Instruções da tarefa: Segundo o texto fornecido sobre a eleição no Reino Unido, o que Theresa May terá confundido?

Texto fornecido:
● ● ●

Tudo fica mais claro
depois de uma eleição. Sobretudo esta última no Reino Unido. Líderes não surgem
da noite para o dia. Para os fracos, a fortuna costuma ser má conselheira. Qual
nave em denso nevoeiro, se na torre de comando está pessoa de pouca
experiência, ou - o que é pior - animada por estranhas convicções, que mais se
baseiam na própria estreiteza de vistas, o provável resultado da briosa
mediocridade, será o previsível malogro, que visita os líderes pequenos que,
incensados pelos áulicos, se crêem grandes.
Precipitada nas decisões, pensando
afirmar-se com ousados projetos, que confundem a convicção do jogador com a do
político tarimbado pela longa experiência e a lição dos próprios maiores, Theresa
May terá confundido as fáceis, ilusórias palavras dos próprios cortesãos
com o risco enganoso de promessas a poucos destinadas.
Julgaste acaso sábio fazer economia com
pesados cortes na segurança, logo em teu país, que dormiu por demasiado tempo
sem o necessário controle de tuas fronteiras? É o bom senso que deve presidir
em tuas cancelas, e não a atual cruel mesquinharia dos senhores dos portões na
Europa central.

● ● ●

Material extraído:
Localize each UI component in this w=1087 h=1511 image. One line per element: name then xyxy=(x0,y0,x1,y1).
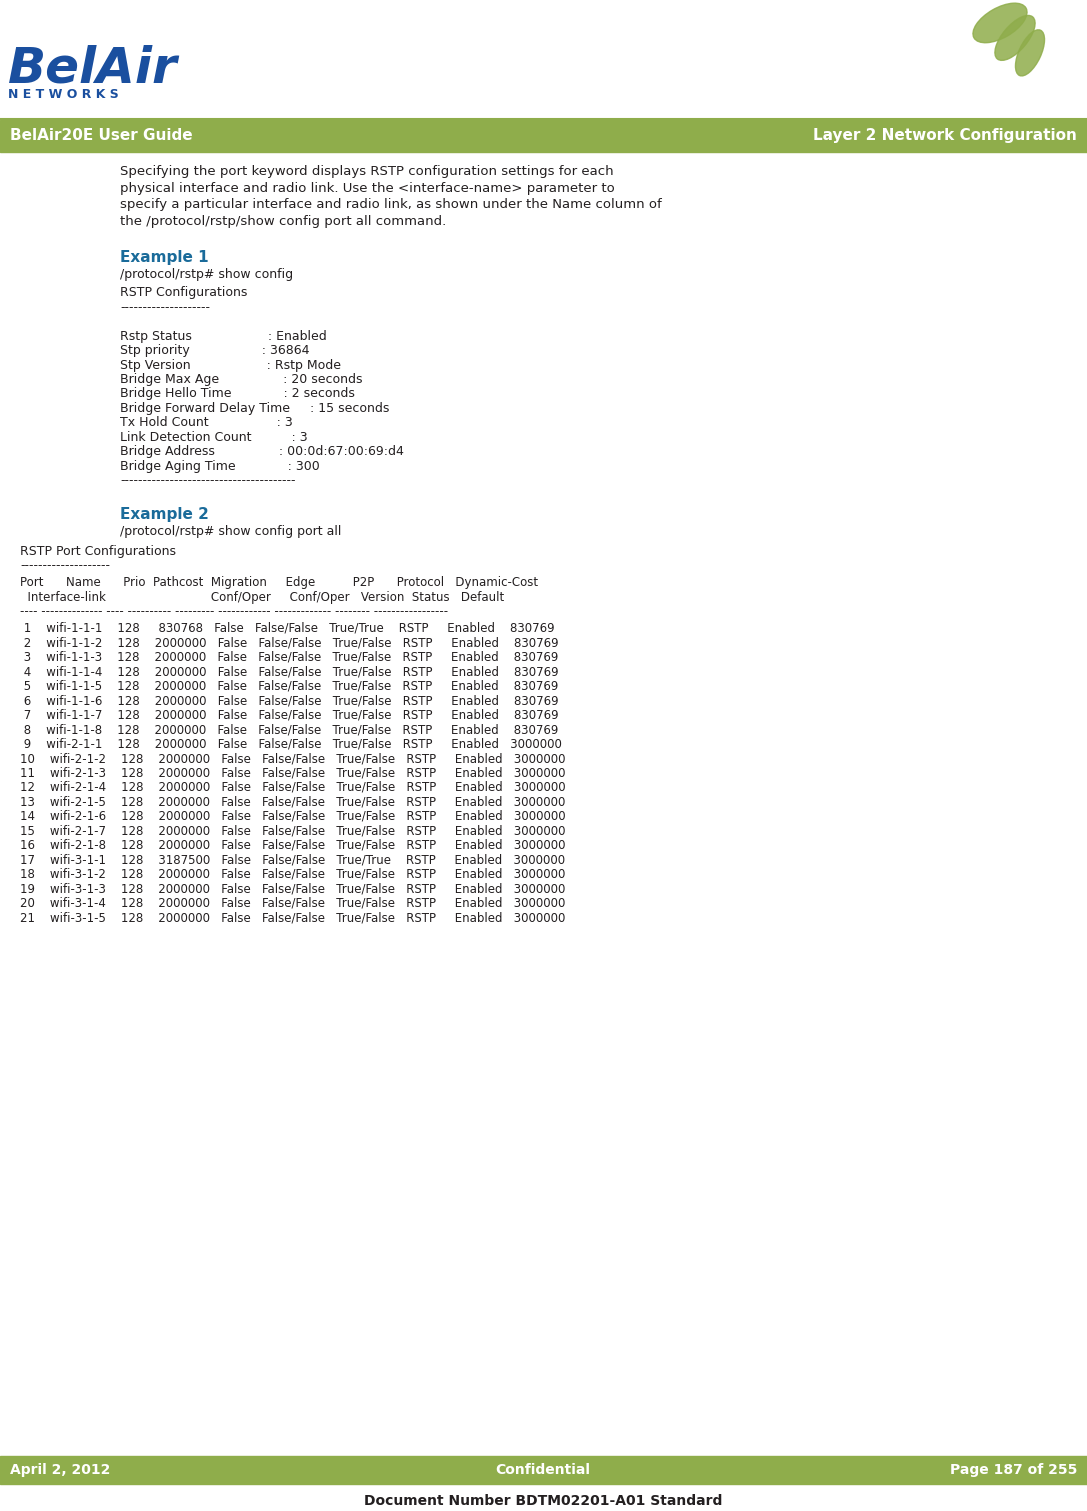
Text: 21    wifi-3-1-5    128    2000000   False   False/False   True/False   RSTP    : 21 wifi-3-1-5 128 2000000 False False/Fa… xyxy=(20,911,565,925)
Text: 7    wifi-1-1-7    128    2000000   False   False/False   True/False   RSTP     : 7 wifi-1-1-7 128 2000000 False False/Fal… xyxy=(20,709,559,722)
Text: 13    wifi-2-1-5    128    2000000   False   False/False   True/False   RSTP    : 13 wifi-2-1-5 128 2000000 False False/Fa… xyxy=(20,795,565,808)
Text: Bridge Address                : 00:0d:67:00:69:d4: Bridge Address : 00:0d:67:00:69:d4 xyxy=(120,446,404,458)
Text: RSTP Port Configurations: RSTP Port Configurations xyxy=(20,544,176,558)
Text: Stp priority                  : 36864: Stp priority : 36864 xyxy=(120,345,310,357)
Text: Rstp Status                   : Enabled: Rstp Status : Enabled xyxy=(120,329,327,343)
Text: Example 1: Example 1 xyxy=(120,251,209,266)
Text: 3    wifi-1-1-3    128    2000000   False   False/False   True/False   RSTP     : 3 wifi-1-1-3 128 2000000 False False/Fal… xyxy=(20,651,559,663)
Text: --------------------: -------------------- xyxy=(120,301,210,314)
Text: Layer 2 Network Configuration: Layer 2 Network Configuration xyxy=(813,128,1077,144)
Text: 10    wifi-2-1-2    128    2000000   False   False/False   True/False   RSTP    : 10 wifi-2-1-2 128 2000000 False False/Fa… xyxy=(20,752,565,765)
Text: the /protocol/rstp/show config port all command.: the /protocol/rstp/show config port all … xyxy=(120,216,447,228)
Bar xyxy=(0,1457,1087,1484)
Text: Bridge Aging Time             : 300: Bridge Aging Time : 300 xyxy=(120,459,320,473)
Ellipse shape xyxy=(973,3,1027,42)
Text: ---------------------------------------: --------------------------------------- xyxy=(120,474,296,487)
Text: Port      Name      Prio  Pathcost  Migration     Edge          P2P      Protoco: Port Name Prio Pathcost Migration Edge P… xyxy=(20,577,538,589)
Text: Link Detection Count          : 3: Link Detection Count : 3 xyxy=(120,431,308,444)
Text: specify a particular interface and radio link, as shown under the Name column of: specify a particular interface and radio… xyxy=(120,198,662,212)
Text: 17    wifi-3-1-1    128    3187500   False   False/False   True/True    RSTP    : 17 wifi-3-1-1 128 3187500 False False/Fa… xyxy=(20,854,565,866)
Text: Example 2: Example 2 xyxy=(120,506,209,521)
Text: 8    wifi-1-1-8    128    2000000   False   False/False   True/False   RSTP     : 8 wifi-1-1-8 128 2000000 False False/Fal… xyxy=(20,724,559,736)
Text: RSTP Configurations: RSTP Configurations xyxy=(120,286,248,299)
Text: physical interface and radio link. Use the <interface-name> parameter to: physical interface and radio link. Use t… xyxy=(120,181,615,195)
Text: 4    wifi-1-1-4    128    2000000   False   False/False   True/False   RSTP     : 4 wifi-1-1-4 128 2000000 False False/Fal… xyxy=(20,665,559,678)
Text: 18    wifi-3-1-2    128    2000000   False   False/False   True/False   RSTP    : 18 wifi-3-1-2 128 2000000 False False/Fa… xyxy=(20,867,565,881)
Text: Document Number BDTM02201-A01 Standard: Document Number BDTM02201-A01 Standard xyxy=(364,1494,722,1508)
Text: 14    wifi-2-1-6    128    2000000   False   False/False   True/False   RSTP    : 14 wifi-2-1-6 128 2000000 False False/Fa… xyxy=(20,810,565,823)
Text: --------------------: -------------------- xyxy=(20,559,110,573)
Text: /protocol/rstp# show config port all: /protocol/rstp# show config port all xyxy=(120,524,341,538)
Text: Page 187 of 255: Page 187 of 255 xyxy=(950,1463,1077,1478)
Text: April 2, 2012: April 2, 2012 xyxy=(10,1463,111,1478)
Text: Bridge Max Age                : 20 seconds: Bridge Max Age : 20 seconds xyxy=(120,373,362,385)
Text: BelAir20E User Guide: BelAir20E User Guide xyxy=(10,128,192,144)
Text: 15    wifi-2-1-7    128    2000000   False   False/False   True/False   RSTP    : 15 wifi-2-1-7 128 2000000 False False/Fa… xyxy=(20,825,565,837)
Text: 9    wifi-2-1-1    128    2000000   False   False/False   True/False   RSTP     : 9 wifi-2-1-1 128 2000000 False False/Fal… xyxy=(20,737,562,751)
Text: 1    wifi-1-1-1    128     830768   False   False/False   True/True    RSTP     : 1 wifi-1-1-1 128 830768 False False/Fals… xyxy=(20,623,554,635)
Text: 6    wifi-1-1-6    128    2000000   False   False/False   True/False   RSTP     : 6 wifi-1-1-6 128 2000000 False False/Fal… xyxy=(20,694,559,707)
Text: ---- -------------- ---- ---------- --------- ------------ ------------- -------: ---- -------------- ---- ---------- ----… xyxy=(20,606,448,618)
Text: BelAir: BelAir xyxy=(8,45,177,92)
Text: Bridge Forward Delay Time     : 15 seconds: Bridge Forward Delay Time : 15 seconds xyxy=(120,402,389,416)
Text: Bridge Hello Time             : 2 seconds: Bridge Hello Time : 2 seconds xyxy=(120,387,354,400)
Text: 19    wifi-3-1-3    128    2000000   False   False/False   True/False   RSTP    : 19 wifi-3-1-3 128 2000000 False False/Fa… xyxy=(20,882,565,895)
Text: 2    wifi-1-1-2    128    2000000   False   False/False   True/False   RSTP     : 2 wifi-1-1-2 128 2000000 False False/Fal… xyxy=(20,636,559,650)
Text: N E T W O R K S: N E T W O R K S xyxy=(8,88,118,101)
Text: /protocol/rstp# show config: /protocol/rstp# show config xyxy=(120,269,293,281)
Text: Specifying the port keyword displays RSTP configuration settings for each: Specifying the port keyword displays RST… xyxy=(120,165,614,178)
Text: 5    wifi-1-1-5    128    2000000   False   False/False   True/False   RSTP     : 5 wifi-1-1-5 128 2000000 False False/Fal… xyxy=(20,680,559,692)
Text: 20    wifi-3-1-4    128    2000000   False   False/False   True/False   RSTP    : 20 wifi-3-1-4 128 2000000 False False/Fa… xyxy=(20,896,565,910)
Text: Confidential: Confidential xyxy=(496,1463,590,1478)
Text: Stp Version                   : Rstp Mode: Stp Version : Rstp Mode xyxy=(120,358,341,372)
Ellipse shape xyxy=(1015,30,1045,76)
Text: Interface-link                            Conf/Oper     Conf/Oper   Version  Sta: Interface-link Conf/Oper Conf/Oper Versi… xyxy=(20,591,504,604)
Text: 11    wifi-2-1-3    128    2000000   False   False/False   True/False   RSTP    : 11 wifi-2-1-3 128 2000000 False False/Fa… xyxy=(20,766,565,780)
Text: 16    wifi-2-1-8    128    2000000   False   False/False   True/False   RSTP    : 16 wifi-2-1-8 128 2000000 False False/Fa… xyxy=(20,839,565,852)
Text: Tx Hold Count                 : 3: Tx Hold Count : 3 xyxy=(120,417,292,429)
Ellipse shape xyxy=(995,15,1035,60)
Bar xyxy=(0,119,1087,151)
Text: 12    wifi-2-1-4    128    2000000   False   False/False   True/False   RSTP    : 12 wifi-2-1-4 128 2000000 False False/Fa… xyxy=(20,781,565,793)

● ● ●

Resultado do exercício: As fáceis, ilusórias palavras dos próprios cortesãos com o risco enganoso de promessas a poucos destinadas.